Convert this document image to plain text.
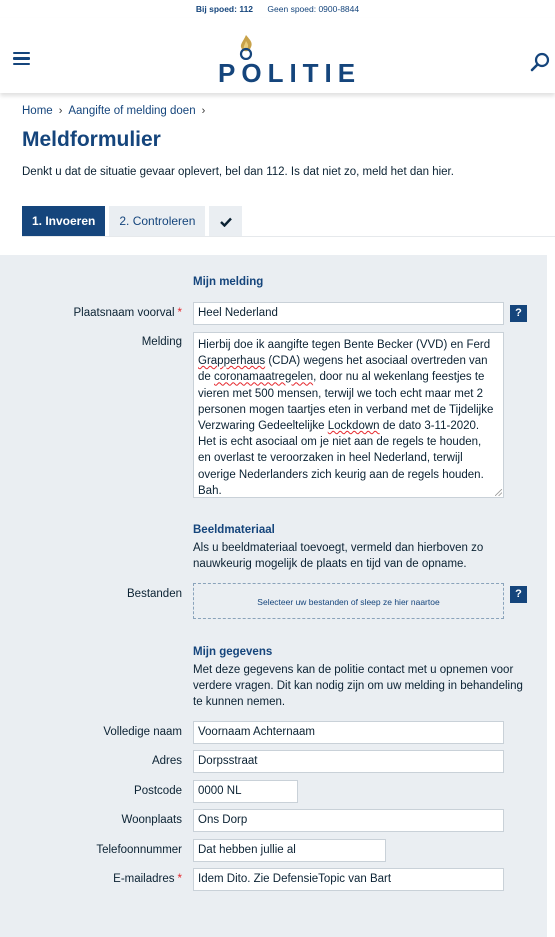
Bij spoed: 112 Geen spoed: 0900-8844
POLITIE
Home › Aangifte of melding doen ›
Meldformulier

Denkt u dat de situatie gevaar oplevert, bel dan 112. Is dat niet zo, meld het dan hier.

1. Invoeren	2. Controleren
Mijn melding
Plaatsnaam voorval *	Heel Nederland	?
Melding	Hierbij doe ik aangifte tegen Bente Becker (VVD) en Ferd Grapperhaus (CDA) wegens het asociaal overtreden van de coronamaatregelen, door nu al wekenlang feestjes te vieren met 500 mensen, terwijl we toch echt maar met 2 personen mogen taartjes eten in verband met de Tijdelijke Verzwaring Gedeeltelijke Lockdown de dato 3-11-2020. Het is echt asociaal om je niet aan de regels te houden, en overlast te veroorzaken in heel Nederland, terwijl overige Nederlanders zich keurig aan de regels houden. Bah.
Beeldmateriaal
Als u beeldmateriaal toevoegt, vermeld dan hierboven zo nauwkeurig mogelijk de plaats en tijd van de opname.
Bestanden
Selecteer uw bestanden of sleep ze hier naartoe
?
Mijn gegevens
Met deze gegevens kan de politie contact met u opnemen voor verdere vragen. Dit kan nodig zijn om uw melding in behandeling te kunnen nemen.
Volledige naam	Voornaam Achternaam
Adres	Dorpsstraat
Postcode	0000 NL
Woonplaats	Ons Dorp
Telefoonnummer	Dat hebben jullie al
E-mailadres *	Idem Dito. Zie DefensieTopic van Bart
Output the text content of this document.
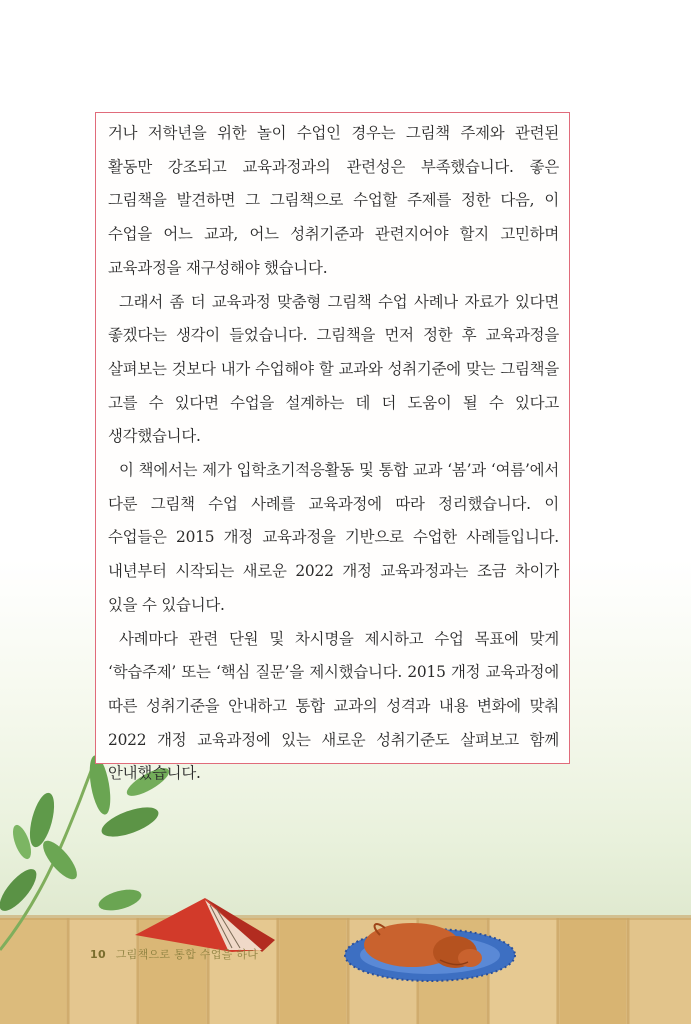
거나 저학년을 위한 놀이 수업인 경우는 그림책 주제와 관련된 활동만 강조되고 교육과정과의 관련성은 부족했습니다. 좋은 그림책을 발견하면 그 그림책으로 수업할 주제를 정한 다음, 이 수업을 어느 교과, 어느 성취기준과 관련지어야 할지 고민하며 교육과정을 재구성해야 했습니다.

그래서 좀 더 교육과정 맞춤형 그림책 수업 사례나 자료가 있다면 좋겠다는 생각이 들었습니다. 그림책을 먼저 정한 후 교육과정을 살펴보는 것보다 내가 수업해야 할 교과와 성취기준에 맞는 그림책을 고를 수 있다면 수업을 설계하는 데 더 도움이 될 수 있다고 생각했습니다.

이 책에서는 제가 입학초기적응활동 및 통합 교과 ‘봄’과 ‘여름’에서 다룬 그림책 수업 사례를 교육과정에 따라 정리했습니다. 이 수업들은 2015 개정 교육과정을 기반으로 수업한 사례들입니다. 내년부터 시작되는 새로운 2022 개정 교육과정과는 조금 차이가 있을 수 있습니다.

사례마다 관련 단원 및 차시명을 제시하고 수업 목표에 맞게 ‘학습주제’ 또는 ‘핵심 질문’을 제시했습니다. 2015 개정 교육과정에 따른 성취기준을 안내하고 통합 교과의 성격과 내용 변화에 맞춰 2022 개정 교육과정에 있는 새로운 성취기준도 살펴보고 함께 안내했습니다.

10 그림책으로 통합 수업을 하다
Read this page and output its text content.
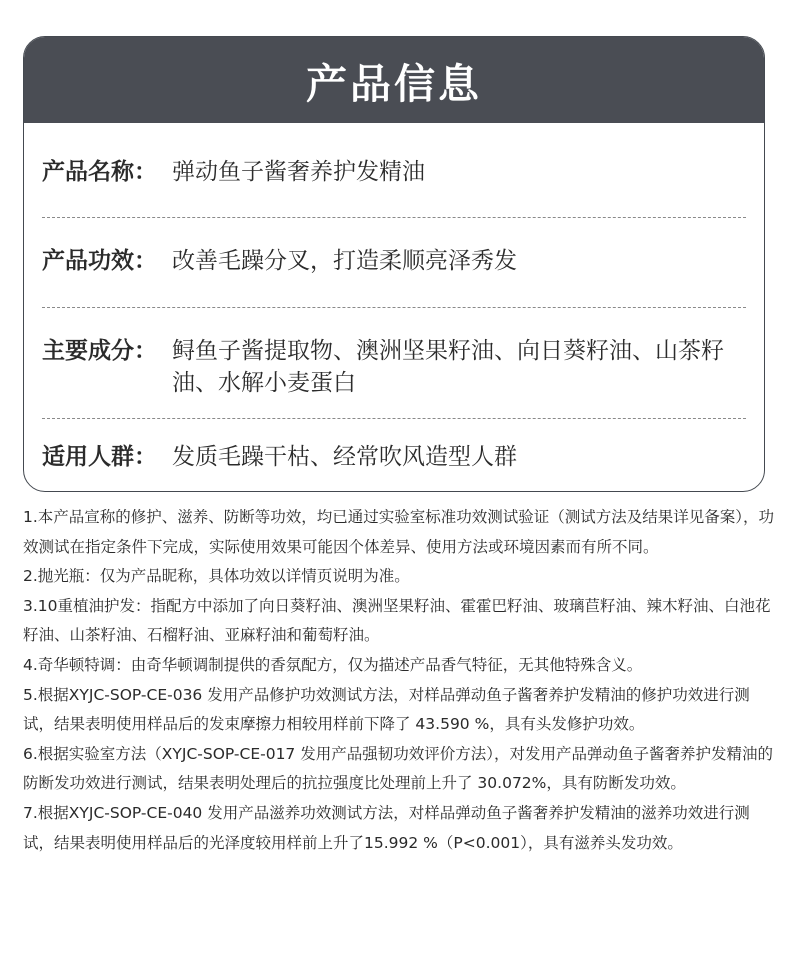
产品信息
产品名称： 弹动鱼子酱奢养护发精油
产品功效： 改善毛躁分叉，打造柔顺亮泽秀发
主要成分： 鲟鱼子酱提取物、澳洲坚果籽油、向日葵籽油、山茶籽油、水解小麦蛋白
适用人群： 发质毛躁干枯、经常吹风造型人群

1.本产品宣称的修护、滋养、防断等功效，均已通过实验室标准功效测试验证（测试方法及结果详见备案），功效测试在指定条件下完成，实际使用效果可能因个体差异、使用方法或环境因素而有所不同。

2.抛光瓶：仅为产品昵称，具体功效以详情页说明为准。

3.10重植油护发：指配方中添加了向日葵籽油、澳洲坚果籽油、霍霍巴籽油、玻璃苣籽油、辣木籽油、白池花籽油、山茶籽油、石榴籽油、亚麻籽油和葡萄籽油。

4.奇华顿特调：由奇华顿调制提供的香氛配方，仅为描述产品香气特征，无其他特殊含义。

5.根据XYJC-SOP-CE-036 发用产品修护功效测试方法，对样品弹动鱼子酱奢养护发精油的修护功效进行测试，结果表明使用样品后的发束摩擦力相较用样前下降了 43.590 %，具有头发修护功效。

6.根据实验室方法（XYJC-SOP-CE-017 发用产品强韧功效评价方法），对发用产品弹动鱼子酱奢养护发精油的防断发功效进行测试，结果表明处理后的抗拉强度比处理前上升了 30.072%，具有防断发功效。

7.根据XYJC-SOP-CE-040 发用产品滋养功效测试方法，对样品弹动鱼子酱奢养护发精油的滋养功效进行测试，结果表明使用样品后的光泽度较用样前上升了15.992 %（P<0.001），具有滋养头发功效。
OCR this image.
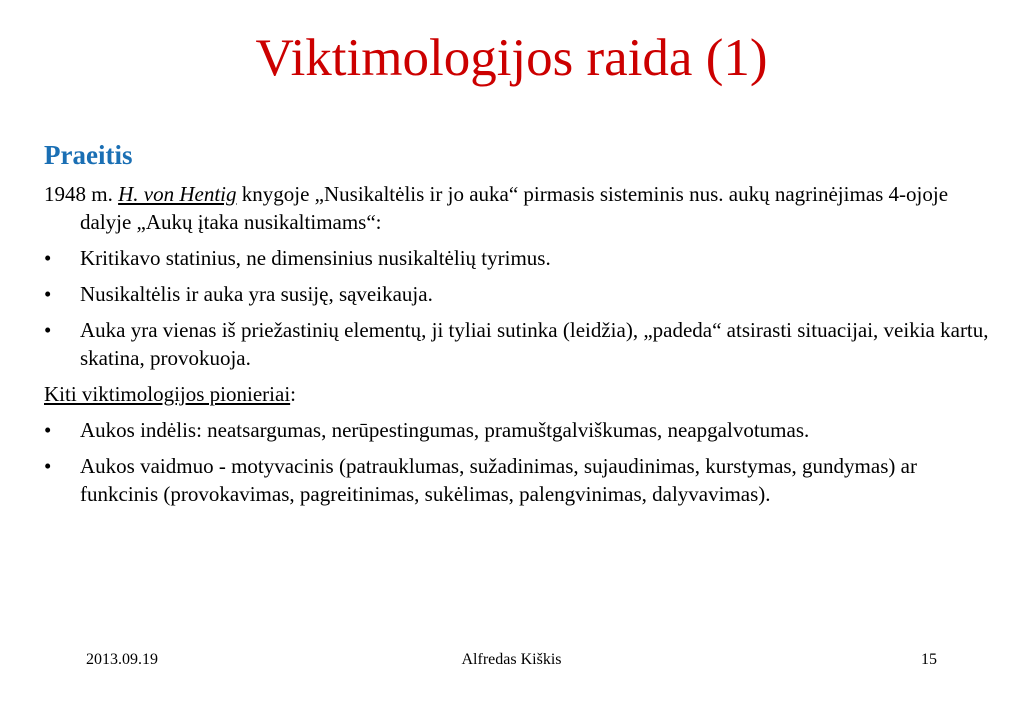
Viktimologijos raida (1)
Praeitis
1948 m. H. von Hentig knygoje „Nusikaltėlis ir jo auka“ pirmasis sisteminis nus. aukų nagrinėjimas 4-ojoje dalyje „Aukų įtaka nusikaltimams“:
•	Kritikavo statinius, ne dimensinius nusikaltėlių tyrimus.
•	Nusikaltėlis ir auka yra susiję, sąveikauja.
•	Auka yra vienas iš priežastinių elementų, ji tyliai sutinka (leidžia), „padeda“ atsirasti situacijai, veikia kartu, skatina, provokuoja.
Kiti viktimologijos pionieriai:
•	Aukos indėlis: neatsargumas, nerūpestingumas, pramuštgalviškumas, neapgalvotumas.
•	Aukos vaidmuo - motyvacinis (patrauklumas, sužadinimas, sujaudinimas, kurstymas, gundymas) ar funkcinis (provokavimas, pagreitinimas, sukėlimas, palengvinimas, dalyvavimas).
Alfredas Kiškis
2013.09.19	15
______
Omit every picture, and otherwise quote the entries exactly.

Convert this document image to plain text.
Bij spoed: 112 Geen spoed: 0900-8844
POLITIE
Home › Aangifte of melding doen ›
Meldformulier

Denkt u dat de situatie gevaar oplevert, bel dan 112. Is dat niet zo, meld het dan hier.

1. Invoeren	2. Controleren
Mijn melding
Plaatsnaam voorval *	Heel Nederland	?
Melding	Hierbij doe ik aangifte tegen Bente Becker (VVD) en Ferd Grapperhaus (CDA) wegens het asociaal overtreden van de coronamaatregelen, door nu al wekenlang feestjes te vieren met 500 mensen, terwijl we toch echt maar met 2 personen mogen taartjes eten in verband met de Tijdelijke Verzwaring Gedeeltelijke Lockdown de dato 3-11-2020. Het is echt asociaal om je niet aan de regels te houden, en overlast te veroorzaken in heel Nederland, terwijl overige Nederlanders zich keurig aan de regels houden. Bah.
Beeldmateriaal
Als u beeldmateriaal toevoegt, vermeld dan hierboven zo nauwkeurig mogelijk de plaats en tijd van de opname.
Bestanden
Selecteer uw bestanden of sleep ze hier naartoe
?
Mijn gegevens
Met deze gegevens kan de politie contact met u opnemen voor verdere vragen. Dit kan nodig zijn om uw melding in behandeling te kunnen nemen.
Volledige naam	Voornaam Achternaam
Adres	Dorpsstraat
Postcode	0000 NL
Woonplaats	Ons Dorp
Telefoonnummer	Dat hebben jullie al
E-mailadres *	Idem Dito. Zie DefensieTopic van Bart
Output the text content of this document.
거나 저학년을 위한 놀이 수업인 경우는 그림책 주제와 관련된 활동만 강조되고 교육과정과의 관련성은 부족했습니다. 좋은 그림책을 발견하면 그 그림책으로 수업할 주제를 정한 다음, 이 수업을 어느 교과, 어느 성취기준과 관련지어야 할지 고민하며 교육과정을 재구성해야 했습니다.

그래서 좀 더 교육과정 맞춤형 그림책 수업 사례나 자료가 있다면 좋겠다는 생각이 들었습니다. 그림책을 먼저 정한 후 교육과정을 살펴보는 것보다 내가 수업해야 할 교과와 성취기준에 맞는 그림책을 고를 수 있다면 수업을 설계하는 데 더 도움이 될 수 있다고 생각했습니다.

이 책에서는 제가 입학초기적응활동 및 통합 교과 ‘봄’과 ‘여름’에서 다룬 그림책 수업 사례를 교육과정에 따라 정리했습니다. 이 수업들은 2015 개정 교육과정을 기반으로 수업한 사례들입니다. 내년부터 시작되는 새로운 2022 개정 교육과정과는 조금 차이가 있을 수 있습니다.

사례마다 관련 단원 및 차시명을 제시하고 수업 목표에 맞게 ‘학습주제’ 또는 ‘핵심 질문’을 제시했습니다. 2015 개정 교육과정에 따른 성취기준을 안내하고 통합 교과의 성격과 내용 변화에 맞춰 2022 개정 교육과정에 있는 새로운 성취기준도 살펴보고 함께 안내했습니다.

10 그림책으로 통합 수업을 하다
Read this page and output its text content.
产品信息
产品名称： 弹动鱼子酱奢养护发精油
产品功效： 改善毛躁分叉，打造柔顺亮泽秀发
主要成分： 鲟鱼子酱提取物、澳洲坚果籽油、向日葵籽油、山茶籽油、水解小麦蛋白
适用人群： 发质毛躁干枯、经常吹风造型人群

1.本产品宣称的修护、滋养、防断等功效，均已通过实验室标准功效测试验证（测试方法及结果详见备案），功效测试在指定条件下完成，实际使用效果可能因个体差异、使用方法或环境因素而有所不同。

2.抛光瓶：仅为产品昵称，具体功效以详情页说明为准。

3.10重植油护发：指配方中添加了向日葵籽油、澳洲坚果籽油、霍霍巴籽油、玻璃苣籽油、辣木籽油、白池花籽油、山茶籽油、石榴籽油、亚麻籽油和葡萄籽油。

4.奇华顿特调：由奇华顿调制提供的香氛配方，仅为描述产品香气特征，无其他特殊含义。

5.根据XYJC-SOP-CE-036 发用产品修护功效测试方法，对样品弹动鱼子酱奢养护发精油的修护功效进行测试，结果表明使用样品后的发束摩擦力相较用样前下降了 43.590 %，具有头发修护功效。

6.根据实验室方法（XYJC-SOP-CE-017 发用产品强韧功效评价方法），对发用产品弹动鱼子酱奢养护发精油的防断发功效进行测试，结果表明处理后的抗拉强度比处理前上升了 30.072%，具有防断发功效。

7.根据XYJC-SOP-CE-040 发用产品滋养功效测试方法，对样品弹动鱼子酱奢养护发精油的滋养功效进行测试，结果表明使用样品后的光泽度较用样前上升了15.992 %（P<0.001），具有滋养头发功效。
OCR this image.
Viktimologijos raida (1)
Praeitis
1948 m. H. von Hentig knygoje „Nusikaltėlis ir jo auka“ pirmasis sisteminis nus. aukų nagrinėjimas 4-ojoje dalyje „Aukų įtaka nusikaltimams“:
•	Kritikavo statinius, ne dimensinius nusikaltėlių tyrimus.
•	Nusikaltėlis ir auka yra susiję, sąveikauja.
•	Auka yra vienas iš priežastinių elementų, ji tyliai sutinka (leidžia), „padeda“ atsirasti situacijai, veikia kartu, skatina, provokuoja.
Kiti viktimologijos pionieriai:
•	Aukos indėlis: neatsargumas, nerūpestingumas, pramuštgalviškumas, neapgalvotumas.
•	Aukos vaidmuo - motyvacinis (patrauklumas, sužadinimas, sujaudinimas, kurstymas, gundymas) ar funkcinis (provokavimas, pagreitinimas, sukėlimas, palengvinimas, dalyvavimas).
Alfredas Kiškis
2013.09.19	15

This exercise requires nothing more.